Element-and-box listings
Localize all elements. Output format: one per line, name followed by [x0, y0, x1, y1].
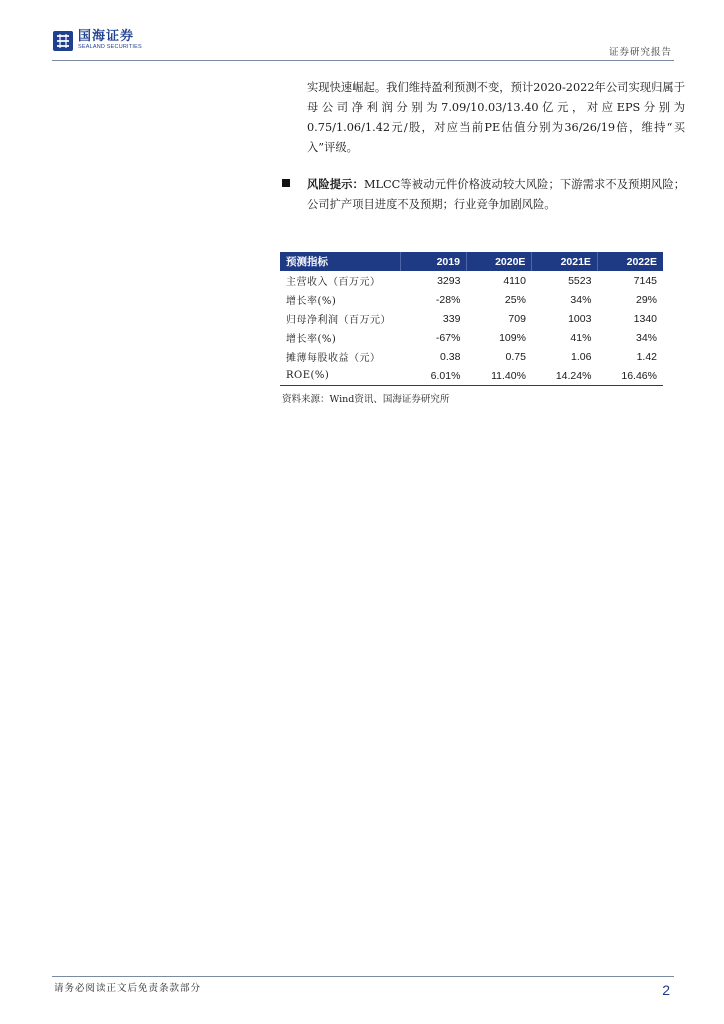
- table-cell: 0.38: [440, 350, 461, 363]
- row-label: 主营收入（百万元）: [286, 277, 381, 288]
- sealand-logo-icon: [52, 30, 74, 52]
- table-row: [280, 309, 663, 328]
- table-source-note: 资料来源：Wind资讯、国海证券研究所: [282, 394, 450, 405]
- table-cell: 11.40%: [466, 366, 532, 386]
- table-row: [280, 290, 663, 309]
- table-cell: 41%: [570, 331, 592, 344]
- row-label: ROE(%): [280, 366, 401, 386]
- disclaimer-note: 请务必阅读正文后免责条款部分: [54, 983, 202, 994]
- row-label: 增长率(%): [286, 334, 337, 345]
- page-header: [52, 30, 674, 61]
- row-label: 增长率(%): [286, 296, 337, 307]
- logo-english-name: SEALAND SECURITIES: [78, 44, 142, 50]
- table-cell: 1003: [568, 312, 592, 325]
- table-cell: 1340: [633, 312, 657, 325]
- table-row: [280, 366, 663, 386]
- table-cell: 16.46%: [597, 366, 663, 386]
- table-row: [280, 271, 663, 290]
- table-header-cell: 2021E: [532, 252, 598, 271]
- table-header-cell: 2020E: [466, 252, 532, 271]
- table-row: [280, 347, 663, 366]
- table-header-cell: 2022E: [597, 252, 663, 271]
- table-cell: 25%: [504, 293, 526, 306]
- table-row: [280, 328, 663, 347]
- table-cell: 7145: [633, 274, 657, 287]
- table-cell: 4110: [503, 274, 526, 287]
- table-cell: 34%: [635, 331, 657, 344]
- table-cell: 1.42: [636, 350, 657, 363]
- table-cell: 5523: [568, 274, 592, 287]
- report-type-label: 证券研究报告: [608, 47, 672, 58]
- table-cell: 1.06: [571, 350, 592, 363]
- forecast-table: [280, 252, 663, 386]
- risk-paragraph: [307, 175, 685, 215]
- table-header-cell: 2019: [401, 252, 467, 271]
- company-logo: [52, 30, 142, 52]
- table-cell: 29%: [635, 293, 657, 306]
- logo-chinese-name: 国海证券: [78, 29, 135, 44]
- table-cell: 6.01%: [401, 366, 467, 386]
- risk-text: MLCC等被动元件价格波动较大风险；下游需求不及预期风险；公司扩产项目进度不及预期；行业竞争加剧风险。: [307, 178, 685, 211]
- table-cell: 34%: [570, 293, 592, 306]
- table-cell: 3293: [437, 274, 461, 287]
- page-footer: [52, 976, 674, 998]
- table-cell: 109%: [499, 331, 526, 344]
- table-cell: 0.75: [505, 350, 526, 363]
- table-cell: -67%: [435, 331, 461, 344]
- page-number: 2: [662, 982, 670, 998]
- risk-label: 风险提示：: [307, 178, 364, 191]
- row-label: 归母净利润（百万元）: [286, 315, 391, 326]
- table-header-row: [280, 252, 663, 271]
- square-bullet-icon: [282, 179, 290, 187]
- table-cell: 709: [508, 312, 526, 325]
- table-cell: 339: [442, 312, 461, 325]
- row-label: 摊薄每股收益（元）: [286, 353, 381, 364]
- table-cell: -28%: [435, 293, 461, 306]
- forecast-paragraph: 实现快速崛起。我们维持盈利预测不变，预计2020-2022年公司实现归属于母公司净利润分别为7.09/10.03/13.40亿元，对应EPS分别为0.75/1.06/1.42元/股，对应当前PE估值分别为36/26/19倍，维持“买入”评级。: [307, 81, 685, 154]
- table-cell: 14.24%: [532, 366, 598, 386]
- table-header-cell: 预测指标: [280, 252, 401, 271]
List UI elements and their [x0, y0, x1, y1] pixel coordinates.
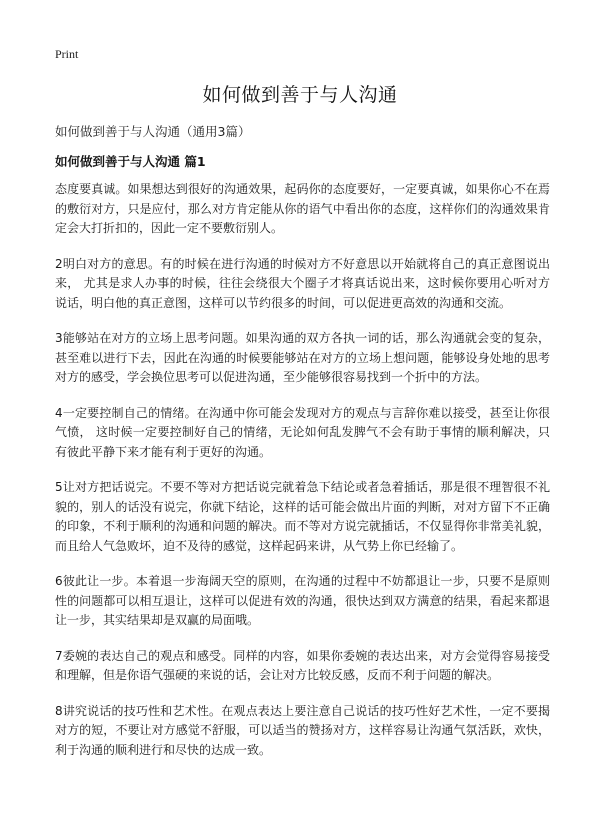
paragraph-2: 2明白对方的意思。有的时候在进行沟通的时候对方不好意思以开始就将自己的真正意图说出来， 尤其是求人办事的时候，往往会绕很大个圈子才将真话说出来，这时候你要用心听对方说话，明白他的真正意图，这样可以节约很多的时间，可以促进更高效的沟通和交流。	[55, 256, 550, 310]
paragraph-7: 7委婉的表达自己的观点和感受。同样的内容，如果你委婉的表达出来，对方会觉得容易接受和理解，但是你语气强硬的来说的话，会让对方比较反感，反而不利于问题的解决。	[55, 648, 550, 682]
document-title: 如何做到善于与人沟通	[202, 84, 398, 106]
document-subtitle: 如何做到善于与人沟通（通用3篇）	[55, 124, 251, 139]
paragraph-4: 4一定要控制自己的情绪。在沟通中你可能会发现对方的观点与言辞你难以接受，甚至让你很气愤， 这时候一定要控制好自己的情绪，无论如何乱发脾气不会有助于事情的顺利解决，只有彼此平静下来才能有利于更好的沟通。	[55, 405, 550, 459]
paragraph-5: 5让对方把话说完。不要不等对方把话说完就着急下结论或者急着插话，那是很不理智很不礼貌的，别人的话没有说完，你就下结论，这样的话可能会做出片面的判断，对对方留下不正确的印象，不利于顺利的沟通和问题的解决。而不等对方说完就插话，不仅显得你非常美礼貌，而且给人气急败坏，迫不及待的感觉，这样起码来讲，从气势上你已经输了。	[55, 480, 550, 553]
paragraph-1: 态度要真诚。如果想达到很好的沟通效果，起码你的态度要好，一定要真诚，如果你心不在焉的敷衍对方，只是应付，那么对方肯定能从你的语气中看出你的态度，这样你们的沟通效果肯定会大打折扣的，因此一定不要敷衍别人。	[55, 182, 550, 235]
paragraph-3: 3能够站在对方的立场上思考问题。如果沟通的双方各执一词的话，那么沟通就会变的复杂，甚至难以进行下去，因此在沟通的时候要能够站在对方的立场上想问题，能够设身处地的思考对方的感受，学会换位思考可以促进沟通，至少能够很容易找到一个折中的方法。	[55, 331, 550, 384]
paragraph-8: 8讲究说话的技巧性和艺术性。在观点表达上要注意自己说话的技巧性好艺术性，一定不要揭对方的短，不要让对方感觉不舒服，可以适当的赞扬对方，这样容易让沟通气氛活跃，欢快，利于沟通的顺利进行和尽快的达成一致。	[55, 703, 550, 757]
print-label: Print	[55, 47, 79, 61]
paragraph-6: 6彼此让一步。本着退一步海阔天空的原则，在沟通的过程中不妨都退让一步，只要不是原则性的问题都可以相互退让，这样可以促进有效的沟通，很快达到双方满意的结果，看起来都退让一步，其实结果却是双赢的局面哦。	[55, 574, 550, 627]
section-heading: 如何做到善于与人沟通 篇1	[55, 154, 206, 169]
article-body	[55, 180, 550, 776]
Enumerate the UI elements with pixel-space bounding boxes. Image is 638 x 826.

**WORK INSTRUCTIONS**
Copy out every line of the material above word for word, leaving out the pictures.

**SOLUTION FOR THIS TASK**
Localize all elements. Output format: one per line, name followed by [x0, y0, x1, y1].
- table-cell: 0.38: [440, 350, 461, 363]
- row-label: 主营收入（百万元）: [286, 277, 381, 288]
- sealand-logo-icon: [52, 30, 74, 52]
- table-row: [280, 309, 663, 328]
- table-source-note: 资料来源：Wind资讯、国海证券研究所: [282, 394, 450, 405]
- table-cell: 11.40%: [466, 366, 532, 386]
- table-row: [280, 290, 663, 309]
- table-cell: 41%: [570, 331, 592, 344]
- row-label: ROE(%): [280, 366, 401, 386]
- disclaimer-note: 请务必阅读正文后免责条款部分: [54, 983, 202, 994]
- row-label: 增长率(%): [286, 334, 337, 345]
- page-header: [52, 30, 674, 61]
- row-label: 增长率(%): [286, 296, 337, 307]
- logo-english-name: SEALAND SECURITIES: [78, 44, 142, 50]
- table-cell: 1003: [568, 312, 592, 325]
- table-cell: 1340: [633, 312, 657, 325]
- table-row: [280, 366, 663, 386]
- table-cell: 16.46%: [597, 366, 663, 386]
- table-row: [280, 271, 663, 290]
- table-header-cell: 2021E: [532, 252, 598, 271]
- table-header-cell: 2020E: [466, 252, 532, 271]
- table-row: [280, 347, 663, 366]
- table-header-cell: 2022E: [597, 252, 663, 271]
- table-cell: 25%: [504, 293, 526, 306]
- table-row: [280, 328, 663, 347]
- table-cell: 7145: [633, 274, 657, 287]
- table-cell: 4110: [503, 274, 526, 287]
- table-cell: 34%: [635, 331, 657, 344]
- table-cell: 1.42: [636, 350, 657, 363]
- table-cell: 5523: [568, 274, 592, 287]
- report-type-label: 证券研究报告: [608, 47, 672, 58]
- table-cell: 1.06: [571, 350, 592, 363]
- forecast-table: [280, 252, 663, 386]
- risk-paragraph: [307, 175, 685, 215]
- table-header-cell: 2019: [401, 252, 467, 271]
- company-logo: [52, 30, 142, 52]
- table-cell: 29%: [635, 293, 657, 306]
- logo-chinese-name: 国海证券: [78, 29, 135, 44]
- table-cell: 6.01%: [401, 366, 467, 386]
- risk-text: MLCC等被动元件价格波动较大风险；下游需求不及预期风险；公司扩产项目进度不及预期；行业竞争加剧风险。: [307, 178, 685, 211]
- table-cell: 34%: [570, 293, 592, 306]
- table-cell: 3293: [437, 274, 461, 287]
- page-footer: [52, 976, 674, 998]
- table-cell: 109%: [499, 331, 526, 344]
- table-cell: 0.75: [505, 350, 526, 363]
- table-cell: -67%: [435, 331, 461, 344]
- page-number: 2: [662, 982, 670, 998]
- risk-label: 风险提示：: [307, 178, 364, 191]
- row-label: 归母净利润（百万元）: [286, 315, 391, 326]
- table-header-row: [280, 252, 663, 271]
- square-bullet-icon: [282, 179, 290, 187]
- table-cell: 709: [508, 312, 526, 325]
- table-cell: 339: [442, 312, 461, 325]
- row-label: 摊薄每股收益（元）: [286, 353, 381, 364]
- table-cell: -28%: [435, 293, 461, 306]
- forecast-paragraph: 实现快速崛起。我们维持盈利预测不变，预计2020-2022年公司实现归属于母公司净利润分别为7.09/10.03/13.40亿元，对应EPS分别为0.75/1.06/1.42元/股，对应当前PE估值分别为36/26/19倍，维持“买入”评级。: [307, 81, 685, 154]
- table-cell: 14.24%: [532, 366, 598, 386]
- table-header-cell: 预测指标: [280, 252, 401, 271]
List UI elements and their [x0, y0, x1, y1] pixel coordinates.
paragraph-2: 2明白对方的意思。有的时候在进行沟通的时候对方不好意思以开始就将自己的真正意图说出来， 尤其是求人办事的时候，往往会绕很大个圈子才将真话说出来，这时候你要用心听对方说话，明白他的真正意图，这样可以节约很多的时间，可以促进更高效的沟通和交流。	[55, 256, 550, 310]
paragraph-7: 7委婉的表达自己的观点和感受。同样的内容，如果你委婉的表达出来，对方会觉得容易接受和理解，但是你语气强硬的来说的话，会让对方比较反感，反而不利于问题的解决。	[55, 648, 550, 682]
document-title: 如何做到善于与人沟通	[202, 84, 398, 106]
document-subtitle: 如何做到善于与人沟通（通用3篇）	[55, 124, 251, 139]
paragraph-4: 4一定要控制自己的情绪。在沟通中你可能会发现对方的观点与言辞你难以接受，甚至让你很气愤， 这时候一定要控制好自己的情绪，无论如何乱发脾气不会有助于事情的顺利解决，只有彼此平静下来才能有利于更好的沟通。	[55, 405, 550, 459]
paragraph-5: 5让对方把话说完。不要不等对方把话说完就着急下结论或者急着插话，那是很不理智很不礼貌的，别人的话没有说完，你就下结论，这样的话可能会做出片面的判断，对对方留下不正确的印象，不利于顺利的沟通和问题的解决。而不等对方说完就插话，不仅显得你非常美礼貌，而且给人气急败坏，迫不及待的感觉，这样起码来讲，从气势上你已经输了。	[55, 480, 550, 553]
paragraph-1: 态度要真诚。如果想达到很好的沟通效果，起码你的态度要好，一定要真诚，如果你心不在焉的敷衍对方，只是应付，那么对方肯定能从你的语气中看出你的态度，这样你们的沟通效果肯定会大打折扣的，因此一定不要敷衍别人。	[55, 182, 550, 235]
paragraph-3: 3能够站在对方的立场上思考问题。如果沟通的双方各执一词的话，那么沟通就会变的复杂，甚至难以进行下去，因此在沟通的时候要能够站在对方的立场上想问题，能够设身处地的思考对方的感受，学会换位思考可以促进沟通，至少能够很容易找到一个折中的方法。	[55, 331, 550, 384]
paragraph-8: 8讲究说话的技巧性和艺术性。在观点表达上要注意自己说话的技巧性好艺术性，一定不要揭对方的短，不要让对方感觉不舒服，可以适当的赞扬对方，这样容易让沟通气氛活跃，欢快，利于沟通的顺利进行和尽快的达成一致。	[55, 703, 550, 757]
print-label: Print	[55, 47, 79, 61]
paragraph-6: 6彼此让一步。本着退一步海阔天空的原则，在沟通的过程中不妨都退让一步，只要不是原则性的问题都可以相互退让，这样可以促进有效的沟通，很快达到双方满意的结果，看起来都退让一步，其实结果却是双赢的局面哦。	[55, 574, 550, 627]
section-heading: 如何做到善于与人沟通 篇1	[55, 154, 206, 169]
article-body	[55, 180, 550, 776]
Enumerate the UI elements with pixel-space bounding boxes. Image is 638 x 826.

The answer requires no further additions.